# WHAT YOU WILL DO:
Write out the records word for word, with no pictures.

# RECORDS FOR THE EXERCISE:
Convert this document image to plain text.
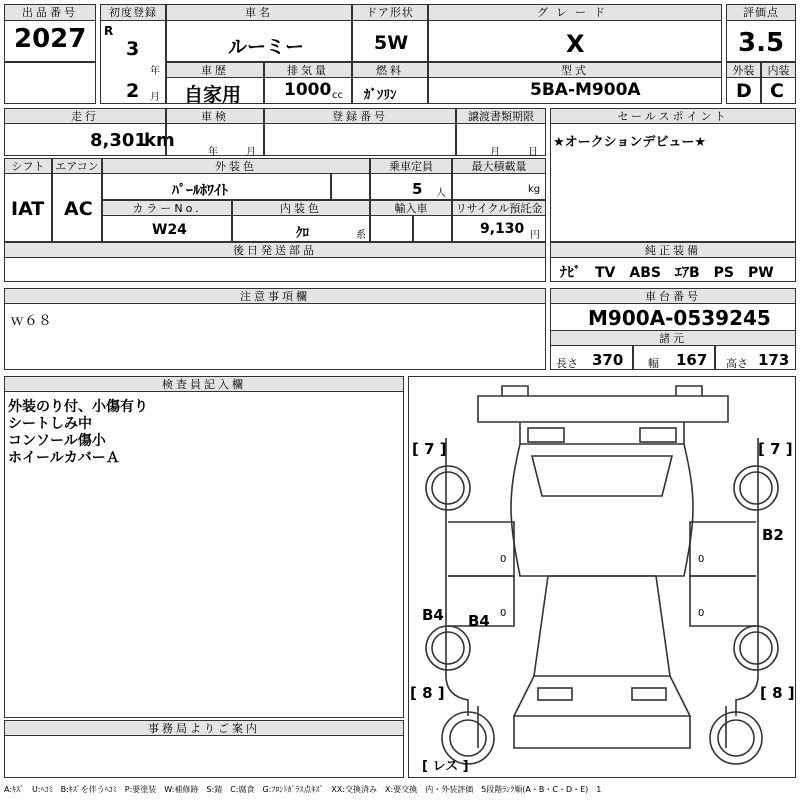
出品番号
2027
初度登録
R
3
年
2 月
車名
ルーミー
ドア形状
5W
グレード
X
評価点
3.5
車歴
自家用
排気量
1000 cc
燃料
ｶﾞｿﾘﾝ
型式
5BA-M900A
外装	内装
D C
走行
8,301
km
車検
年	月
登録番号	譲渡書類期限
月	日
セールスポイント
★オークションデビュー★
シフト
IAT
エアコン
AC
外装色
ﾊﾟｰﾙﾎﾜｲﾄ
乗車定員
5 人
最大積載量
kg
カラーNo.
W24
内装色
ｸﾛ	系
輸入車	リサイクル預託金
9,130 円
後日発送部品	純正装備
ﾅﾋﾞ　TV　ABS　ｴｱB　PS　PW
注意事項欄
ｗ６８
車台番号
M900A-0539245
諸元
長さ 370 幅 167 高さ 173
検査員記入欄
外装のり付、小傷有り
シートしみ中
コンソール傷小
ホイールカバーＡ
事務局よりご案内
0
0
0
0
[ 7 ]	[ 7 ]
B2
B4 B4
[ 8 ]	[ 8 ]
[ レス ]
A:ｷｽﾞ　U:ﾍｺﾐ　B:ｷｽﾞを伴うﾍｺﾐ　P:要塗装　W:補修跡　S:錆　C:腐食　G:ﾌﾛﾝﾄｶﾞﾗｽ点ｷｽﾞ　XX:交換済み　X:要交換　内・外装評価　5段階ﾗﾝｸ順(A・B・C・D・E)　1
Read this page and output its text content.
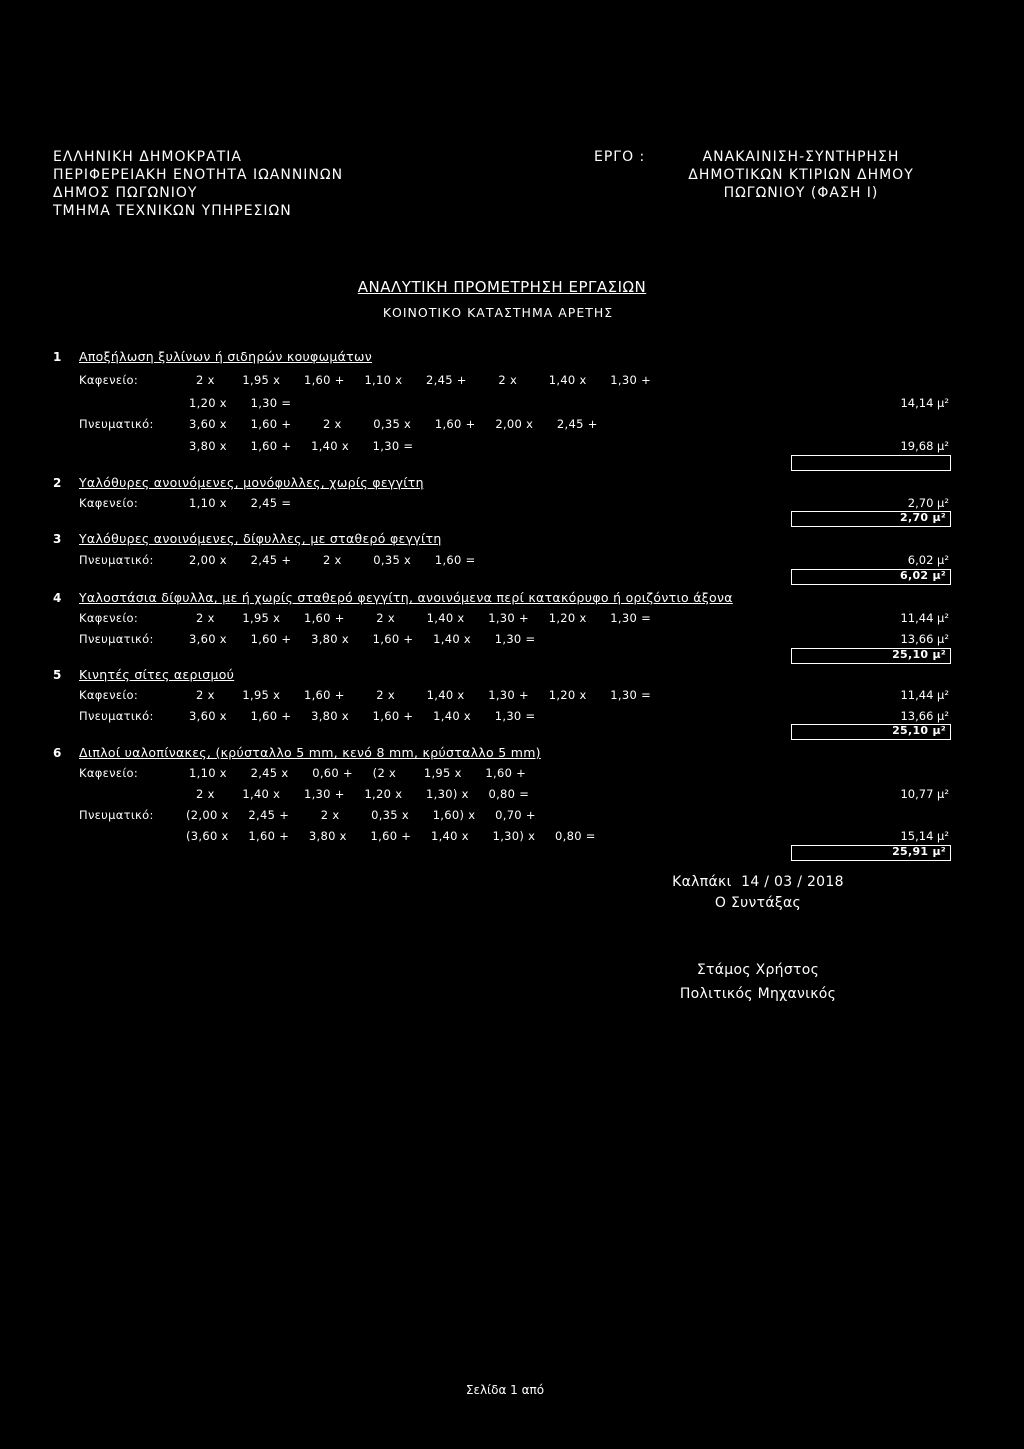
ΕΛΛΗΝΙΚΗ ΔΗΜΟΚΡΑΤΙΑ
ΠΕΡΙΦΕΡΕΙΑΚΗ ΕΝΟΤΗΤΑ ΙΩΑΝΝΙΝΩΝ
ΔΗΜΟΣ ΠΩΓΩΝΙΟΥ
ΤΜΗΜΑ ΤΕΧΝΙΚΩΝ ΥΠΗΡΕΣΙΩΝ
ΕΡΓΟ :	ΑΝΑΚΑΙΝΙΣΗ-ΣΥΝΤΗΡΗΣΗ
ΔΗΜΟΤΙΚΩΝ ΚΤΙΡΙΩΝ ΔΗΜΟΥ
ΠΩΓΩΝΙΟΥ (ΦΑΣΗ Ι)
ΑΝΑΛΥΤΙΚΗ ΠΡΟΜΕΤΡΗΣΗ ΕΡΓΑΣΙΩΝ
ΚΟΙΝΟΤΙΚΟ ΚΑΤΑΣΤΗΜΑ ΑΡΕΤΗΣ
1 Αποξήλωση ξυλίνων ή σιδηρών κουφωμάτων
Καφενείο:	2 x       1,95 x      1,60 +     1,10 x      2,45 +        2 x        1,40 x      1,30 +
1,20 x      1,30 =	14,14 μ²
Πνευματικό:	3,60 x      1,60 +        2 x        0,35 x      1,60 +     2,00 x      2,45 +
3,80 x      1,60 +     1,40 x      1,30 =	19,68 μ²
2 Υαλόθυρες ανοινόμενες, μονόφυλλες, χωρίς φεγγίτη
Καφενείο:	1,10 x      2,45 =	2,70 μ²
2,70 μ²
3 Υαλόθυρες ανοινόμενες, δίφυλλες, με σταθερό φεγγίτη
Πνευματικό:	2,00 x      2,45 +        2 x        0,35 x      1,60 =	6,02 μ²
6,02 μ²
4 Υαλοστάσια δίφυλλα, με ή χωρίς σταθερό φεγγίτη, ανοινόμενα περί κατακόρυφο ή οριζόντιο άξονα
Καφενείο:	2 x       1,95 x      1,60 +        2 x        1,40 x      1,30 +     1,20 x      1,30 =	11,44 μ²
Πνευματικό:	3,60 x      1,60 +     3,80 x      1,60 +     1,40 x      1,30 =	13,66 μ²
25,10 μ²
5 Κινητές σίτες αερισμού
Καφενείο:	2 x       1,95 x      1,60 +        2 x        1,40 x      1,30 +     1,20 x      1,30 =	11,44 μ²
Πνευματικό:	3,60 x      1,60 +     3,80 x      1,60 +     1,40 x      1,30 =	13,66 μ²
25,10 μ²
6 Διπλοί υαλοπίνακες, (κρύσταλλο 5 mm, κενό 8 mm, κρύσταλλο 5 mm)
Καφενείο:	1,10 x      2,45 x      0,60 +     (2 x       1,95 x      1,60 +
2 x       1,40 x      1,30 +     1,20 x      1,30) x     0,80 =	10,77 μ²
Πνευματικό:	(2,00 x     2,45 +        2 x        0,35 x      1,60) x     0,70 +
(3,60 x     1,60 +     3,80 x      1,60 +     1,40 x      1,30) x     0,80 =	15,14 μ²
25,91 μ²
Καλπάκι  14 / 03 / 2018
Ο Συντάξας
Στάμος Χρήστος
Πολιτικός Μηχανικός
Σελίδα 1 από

# RESULT:
Convert this document image to plain text.
出品番号
2027
初度登録
R
3
年
2 月
車名
ルーミー
ドア形状
5W
グレード
X
評価点
3.5
車歴
自家用
排気量
1000 cc
燃料
ｶﾞｿﾘﾝ
型式
5BA-M900A
外装	内装
D C
走行
8,301
km
車検
年	月
登録番号	譲渡書類期限
月	日
セールスポイント
★オークションデビュー★
シフト
IAT
エアコン
AC
外装色
ﾊﾟｰﾙﾎﾜｲﾄ
乗車定員
5 人
最大積載量
kg
カラーNo.
W24
内装色
ｸﾛ	系
輸入車	リサイクル預託金
9,130 円
後日発送部品	純正装備
ﾅﾋﾞ　TV　ABS　ｴｱB　PS　PW
注意事項欄
ｗ６８
車台番号
M900A-0539245
諸元
長さ 370 幅 167 高さ 173
検査員記入欄
外装のり付、小傷有り
シートしみ中
コンソール傷小
ホイールカバーＡ
事務局よりご案内
0
0
0
0
[ 7 ]	[ 7 ]
B2
B4 B4
[ 8 ]	[ 8 ]
[ レス ]
A:ｷｽﾞ　U:ﾍｺﾐ　B:ｷｽﾞを伴うﾍｺﾐ　P:要塗装　W:補修跡　S:錆　C:腐食　G:ﾌﾛﾝﾄｶﾞﾗｽ点ｷｽﾞ　XX:交換済み　X:要交換　内・外装評価　5段階ﾗﾝｸ順(A・B・C・D・E)　1
Read this page and output its text content.
ΕΛΛΗΝΙΚΗ ΔΗΜΟΚΡΑΤΙΑ
ΠΕΡΙΦΕΡΕΙΑΚΗ ΕΝΟΤΗΤΑ ΙΩΑΝΝΙΝΩΝ
ΔΗΜΟΣ ΠΩΓΩΝΙΟΥ
ΤΜΗΜΑ ΤΕΧΝΙΚΩΝ ΥΠΗΡΕΣΙΩΝ
ΕΡΓΟ :	ΑΝΑΚΑΙΝΙΣΗ-ΣΥΝΤΗΡΗΣΗ
ΔΗΜΟΤΙΚΩΝ ΚΤΙΡΙΩΝ ΔΗΜΟΥ
ΠΩΓΩΝΙΟΥ (ΦΑΣΗ Ι)
ΑΝΑΛΥΤΙΚΗ ΠΡΟΜΕΤΡΗΣΗ ΕΡΓΑΣΙΩΝ
ΚΟΙΝΟΤΙΚΟ ΚΑΤΑΣΤΗΜΑ ΑΡΕΤΗΣ
1 Αποξήλωση ξυλίνων ή σιδηρών κουφωμάτων
Καφενείο:	2 x       1,95 x      1,60 +     1,10 x      2,45 +        2 x        1,40 x      1,30 +
1,20 x      1,30 =	14,14 μ²
Πνευματικό:	3,60 x      1,60 +        2 x        0,35 x      1,60 +     2,00 x      2,45 +
3,80 x      1,60 +     1,40 x      1,30 =	19,68 μ²
2 Υαλόθυρες ανοινόμενες, μονόφυλλες, χωρίς φεγγίτη
Καφενείο:	1,10 x      2,45 =	2,70 μ²
2,70 μ²
3 Υαλόθυρες ανοινόμενες, δίφυλλες, με σταθερό φεγγίτη
Πνευματικό:	2,00 x      2,45 +        2 x        0,35 x      1,60 =	6,02 μ²
6,02 μ²
4 Υαλοστάσια δίφυλλα, με ή χωρίς σταθερό φεγγίτη, ανοινόμενα περί κατακόρυφο ή οριζόντιο άξονα
Καφενείο:	2 x       1,95 x      1,60 +        2 x        1,40 x      1,30 +     1,20 x      1,30 =	11,44 μ²
Πνευματικό:	3,60 x      1,60 +     3,80 x      1,60 +     1,40 x      1,30 =	13,66 μ²
25,10 μ²
5 Κινητές σίτες αερισμού
Καφενείο:	2 x       1,95 x      1,60 +        2 x        1,40 x      1,30 +     1,20 x      1,30 =	11,44 μ²
Πνευματικό:	3,60 x      1,60 +     3,80 x      1,60 +     1,40 x      1,30 =	13,66 μ²
25,10 μ²
6 Διπλοί υαλοπίνακες, (κρύσταλλο 5 mm, κενό 8 mm, κρύσταλλο 5 mm)
Καφενείο:	1,10 x      2,45 x      0,60 +     (2 x       1,95 x      1,60 +
2 x       1,40 x      1,30 +     1,20 x      1,30) x     0,80 =	10,77 μ²
Πνευματικό:	(2,00 x     2,45 +        2 x        0,35 x      1,60) x     0,70 +
(3,60 x     1,60 +     3,80 x      1,60 +     1,40 x      1,30) x     0,80 =	15,14 μ²
25,91 μ²
Καλπάκι  14 / 03 / 2018
Ο Συντάξας
Στάμος Χρήστος
Πολιτικός Μηχανικός
Σελίδα 1 από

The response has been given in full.